● INSTRUCTION:
Output all of the records exactly as written.

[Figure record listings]
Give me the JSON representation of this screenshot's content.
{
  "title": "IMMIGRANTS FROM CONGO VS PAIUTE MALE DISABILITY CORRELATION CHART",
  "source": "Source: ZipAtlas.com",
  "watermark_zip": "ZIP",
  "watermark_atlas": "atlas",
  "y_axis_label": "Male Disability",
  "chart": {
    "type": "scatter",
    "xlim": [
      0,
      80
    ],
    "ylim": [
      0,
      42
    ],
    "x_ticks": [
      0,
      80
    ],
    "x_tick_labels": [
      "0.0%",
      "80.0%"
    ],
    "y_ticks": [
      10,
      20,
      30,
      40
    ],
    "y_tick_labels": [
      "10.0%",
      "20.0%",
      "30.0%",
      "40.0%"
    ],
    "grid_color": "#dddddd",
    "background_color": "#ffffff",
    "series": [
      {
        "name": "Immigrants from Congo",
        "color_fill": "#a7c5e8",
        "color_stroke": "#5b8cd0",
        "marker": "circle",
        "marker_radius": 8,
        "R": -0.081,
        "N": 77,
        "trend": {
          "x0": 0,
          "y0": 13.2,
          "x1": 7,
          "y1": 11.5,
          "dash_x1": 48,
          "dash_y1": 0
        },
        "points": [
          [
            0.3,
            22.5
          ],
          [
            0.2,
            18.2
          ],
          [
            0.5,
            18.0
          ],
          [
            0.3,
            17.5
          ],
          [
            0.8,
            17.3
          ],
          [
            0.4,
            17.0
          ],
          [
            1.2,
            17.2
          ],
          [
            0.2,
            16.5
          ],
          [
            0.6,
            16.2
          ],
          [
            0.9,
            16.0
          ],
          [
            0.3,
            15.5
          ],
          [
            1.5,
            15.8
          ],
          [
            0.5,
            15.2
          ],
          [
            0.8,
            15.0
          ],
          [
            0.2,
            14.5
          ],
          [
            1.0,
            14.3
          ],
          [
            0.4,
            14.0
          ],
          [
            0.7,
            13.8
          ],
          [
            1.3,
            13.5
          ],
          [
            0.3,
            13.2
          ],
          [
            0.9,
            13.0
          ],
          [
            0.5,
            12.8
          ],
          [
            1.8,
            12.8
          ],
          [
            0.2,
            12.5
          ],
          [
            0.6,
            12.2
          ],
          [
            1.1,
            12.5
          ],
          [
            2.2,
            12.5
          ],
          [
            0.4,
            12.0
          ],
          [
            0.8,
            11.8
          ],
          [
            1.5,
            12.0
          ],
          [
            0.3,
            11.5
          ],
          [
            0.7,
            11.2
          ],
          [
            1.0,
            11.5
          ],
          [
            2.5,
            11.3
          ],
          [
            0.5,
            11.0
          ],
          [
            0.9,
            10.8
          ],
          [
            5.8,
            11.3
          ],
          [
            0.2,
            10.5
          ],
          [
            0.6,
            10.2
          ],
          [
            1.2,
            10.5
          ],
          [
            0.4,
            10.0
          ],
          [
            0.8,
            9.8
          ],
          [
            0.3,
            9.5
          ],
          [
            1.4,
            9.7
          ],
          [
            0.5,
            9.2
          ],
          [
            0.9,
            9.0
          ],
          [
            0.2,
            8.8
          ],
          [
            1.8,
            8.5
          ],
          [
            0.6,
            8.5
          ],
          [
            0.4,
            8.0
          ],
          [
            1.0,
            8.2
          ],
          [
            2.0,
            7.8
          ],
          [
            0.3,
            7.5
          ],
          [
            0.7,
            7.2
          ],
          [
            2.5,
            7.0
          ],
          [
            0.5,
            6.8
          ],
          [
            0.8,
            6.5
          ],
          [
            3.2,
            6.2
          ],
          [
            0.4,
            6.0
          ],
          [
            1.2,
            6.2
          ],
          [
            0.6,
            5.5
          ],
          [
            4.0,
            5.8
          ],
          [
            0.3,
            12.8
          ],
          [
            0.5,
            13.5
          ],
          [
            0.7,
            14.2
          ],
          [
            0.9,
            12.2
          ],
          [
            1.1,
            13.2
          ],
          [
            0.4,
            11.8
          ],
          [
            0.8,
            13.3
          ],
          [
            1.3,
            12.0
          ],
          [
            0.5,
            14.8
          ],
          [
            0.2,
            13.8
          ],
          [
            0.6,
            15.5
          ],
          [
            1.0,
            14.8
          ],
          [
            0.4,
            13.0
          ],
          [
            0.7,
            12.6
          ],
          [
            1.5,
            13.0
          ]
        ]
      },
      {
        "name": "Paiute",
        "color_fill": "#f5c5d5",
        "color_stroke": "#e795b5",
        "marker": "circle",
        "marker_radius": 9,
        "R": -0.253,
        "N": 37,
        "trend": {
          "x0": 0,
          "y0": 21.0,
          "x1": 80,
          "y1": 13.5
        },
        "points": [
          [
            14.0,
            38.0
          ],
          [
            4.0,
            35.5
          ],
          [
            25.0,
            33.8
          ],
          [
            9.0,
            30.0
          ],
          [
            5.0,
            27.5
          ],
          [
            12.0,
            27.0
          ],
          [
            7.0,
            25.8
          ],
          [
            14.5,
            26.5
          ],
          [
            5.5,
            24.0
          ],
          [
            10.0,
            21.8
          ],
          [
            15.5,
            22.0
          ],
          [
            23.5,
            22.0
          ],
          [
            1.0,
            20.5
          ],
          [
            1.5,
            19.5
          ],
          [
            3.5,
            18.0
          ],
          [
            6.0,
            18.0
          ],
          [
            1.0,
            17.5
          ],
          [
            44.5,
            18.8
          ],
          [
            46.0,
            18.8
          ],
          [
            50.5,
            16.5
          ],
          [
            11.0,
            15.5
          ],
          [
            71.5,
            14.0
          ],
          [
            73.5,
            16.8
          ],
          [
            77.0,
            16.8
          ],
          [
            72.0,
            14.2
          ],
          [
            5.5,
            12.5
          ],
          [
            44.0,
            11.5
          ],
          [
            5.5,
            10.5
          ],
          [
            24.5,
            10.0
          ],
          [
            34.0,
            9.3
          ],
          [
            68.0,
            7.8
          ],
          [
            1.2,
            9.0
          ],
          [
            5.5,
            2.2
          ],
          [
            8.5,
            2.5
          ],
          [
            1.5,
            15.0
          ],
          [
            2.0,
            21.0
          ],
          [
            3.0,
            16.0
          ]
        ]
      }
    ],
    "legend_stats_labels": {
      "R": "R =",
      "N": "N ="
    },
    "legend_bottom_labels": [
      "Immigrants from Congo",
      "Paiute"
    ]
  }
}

● WRITTEN SOLUTION:
Give me the JSON representation of this screenshot's content.
{
  "title": "IMMIGRANTS FROM CONGO VS PAIUTE MALE DISABILITY CORRELATION CHART",
  "source": "Source: ZipAtlas.com",
  "watermark_zip": "ZIP",
  "watermark_atlas": "atlas",
  "y_axis_label": "Male Disability",
  "chart": {
    "type": "scatter",
    "xlim": [
      0,
      80
    ],
    "ylim": [
      0,
      42
    ],
    "x_ticks": [
      0,
      80
    ],
    "x_tick_labels": [
      "0.0%",
      "80.0%"
    ],
    "y_ticks": [
      10,
      20,
      30,
      40
    ],
    "y_tick_labels": [
      "10.0%",
      "20.0%",
      "30.0%",
      "40.0%"
    ],
    "grid_color": "#dddddd",
    "background_color": "#ffffff",
    "series": [
      {
        "name": "Immigrants from Congo",
        "color_fill": "#a7c5e8",
        "color_stroke": "#5b8cd0",
        "marker": "circle",
        "marker_radius": 8,
        "R": -0.081,
        "N": 77,
        "trend": {
          "x0": 0,
          "y0": 13.2,
          "x1": 7,
          "y1": 11.5,
          "dash_x1": 48,
          "dash_y1": 0
        },
        "points": [
          [
            0.3,
            22.5
          ],
          [
            0.2,
            18.2
          ],
          [
            0.5,
            18.0
          ],
          [
            0.3,
            17.5
          ],
          [
            0.8,
            17.3
          ],
          [
            0.4,
            17.0
          ],
          [
            1.2,
            17.2
          ],
          [
            0.2,
            16.5
          ],
          [
            0.6,
            16.2
          ],
          [
            0.9,
            16.0
          ],
          [
            0.3,
            15.5
          ],
          [
            1.5,
            15.8
          ],
          [
            0.5,
            15.2
          ],
          [
            0.8,
            15.0
          ],
          [
            0.2,
            14.5
          ],
          [
            1.0,
            14.3
          ],
          [
            0.4,
            14.0
          ],
          [
            0.7,
            13.8
          ],
          [
            1.3,
            13.5
          ],
          [
            0.3,
            13.2
          ],
          [
            0.9,
            13.0
          ],
          [
            0.5,
            12.8
          ],
          [
            1.8,
            12.8
          ],
          [
            0.2,
            12.5
          ],
          [
            0.6,
            12.2
          ],
          [
            1.1,
            12.5
          ],
          [
            2.2,
            12.5
          ],
          [
            0.4,
            12.0
          ],
          [
            0.8,
            11.8
          ],
          [
            1.5,
            12.0
          ],
          [
            0.3,
            11.5
          ],
          [
            0.7,
            11.2
          ],
          [
            1.0,
            11.5
          ],
          [
            2.5,
            11.3
          ],
          [
            0.5,
            11.0
          ],
          [
            0.9,
            10.8
          ],
          [
            5.8,
            11.3
          ],
          [
            0.2,
            10.5
          ],
          [
            0.6,
            10.2
          ],
          [
            1.2,
            10.5
          ],
          [
            0.4,
            10.0
          ],
          [
            0.8,
            9.8
          ],
          [
            0.3,
            9.5
          ],
          [
            1.4,
            9.7
          ],
          [
            0.5,
            9.2
          ],
          [
            0.9,
            9.0
          ],
          [
            0.2,
            8.8
          ],
          [
            1.8,
            8.5
          ],
          [
            0.6,
            8.5
          ],
          [
            0.4,
            8.0
          ],
          [
            1.0,
            8.2
          ],
          [
            2.0,
            7.8
          ],
          [
            0.3,
            7.5
          ],
          [
            0.7,
            7.2
          ],
          [
            2.5,
            7.0
          ],
          [
            0.5,
            6.8
          ],
          [
            0.8,
            6.5
          ],
          [
            3.2,
            6.2
          ],
          [
            0.4,
            6.0
          ],
          [
            1.2,
            6.2
          ],
          [
            0.6,
            5.5
          ],
          [
            4.0,
            5.8
          ],
          [
            0.3,
            12.8
          ],
          [
            0.5,
            13.5
          ],
          [
            0.7,
            14.2
          ],
          [
            0.9,
            12.2
          ],
          [
            1.1,
            13.2
          ],
          [
            0.4,
            11.8
          ],
          [
            0.8,
            13.3
          ],
          [
            1.3,
            12.0
          ],
          [
            0.5,
            14.8
          ],
          [
            0.2,
            13.8
          ],
          [
            0.6,
            15.5
          ],
          [
            1.0,
            14.8
          ],
          [
            0.4,
            13.0
          ],
          [
            0.7,
            12.6
          ],
          [
            1.5,
            13.0
          ]
        ]
      },
      {
        "name": "Paiute",
        "color_fill": "#f5c5d5",
        "color_stroke": "#e795b5",
        "marker": "circle",
        "marker_radius": 9,
        "R": -0.253,
        "N": 37,
        "trend": {
          "x0": 0,
          "y0": 21.0,
          "x1": 80,
          "y1": 13.5
        },
        "points": [
          [
            14.0,
            38.0
          ],
          [
            4.0,
            35.5
          ],
          [
            25.0,
            33.8
          ],
          [
            9.0,
            30.0
          ],
          [
            5.0,
            27.5
          ],
          [
            12.0,
            27.0
          ],
          [
            7.0,
            25.8
          ],
          [
            14.5,
            26.5
          ],
          [
            5.5,
            24.0
          ],
          [
            10.0,
            21.8
          ],
          [
            15.5,
            22.0
          ],
          [
            23.5,
            22.0
          ],
          [
            1.0,
            20.5
          ],
          [
            1.5,
            19.5
          ],
          [
            3.5,
            18.0
          ],
          [
            6.0,
            18.0
          ],
          [
            1.0,
            17.5
          ],
          [
            44.5,
            18.8
          ],
          [
            46.0,
            18.8
          ],
          [
            50.5,
            16.5
          ],
          [
            11.0,
            15.5
          ],
          [
            71.5,
            14.0
          ],
          [
            73.5,
            16.8
          ],
          [
            77.0,
            16.8
          ],
          [
            72.0,
            14.2
          ],
          [
            5.5,
            12.5
          ],
          [
            44.0,
            11.5
          ],
          [
            5.5,
            10.5
          ],
          [
            24.5,
            10.0
          ],
          [
            34.0,
            9.3
          ],
          [
            68.0,
            7.8
          ],
          [
            1.2,
            9.0
          ],
          [
            5.5,
            2.2
          ],
          [
            8.5,
            2.5
          ],
          [
            1.5,
            15.0
          ],
          [
            2.0,
            21.0
          ],
          [
            3.0,
            16.0
          ]
        ]
      }
    ],
    "legend_stats_labels": {
      "R": "R =",
      "N": "N ="
    },
    "legend_bottom_labels": [
      "Immigrants from Congo",
      "Paiute"
    ]
  }
}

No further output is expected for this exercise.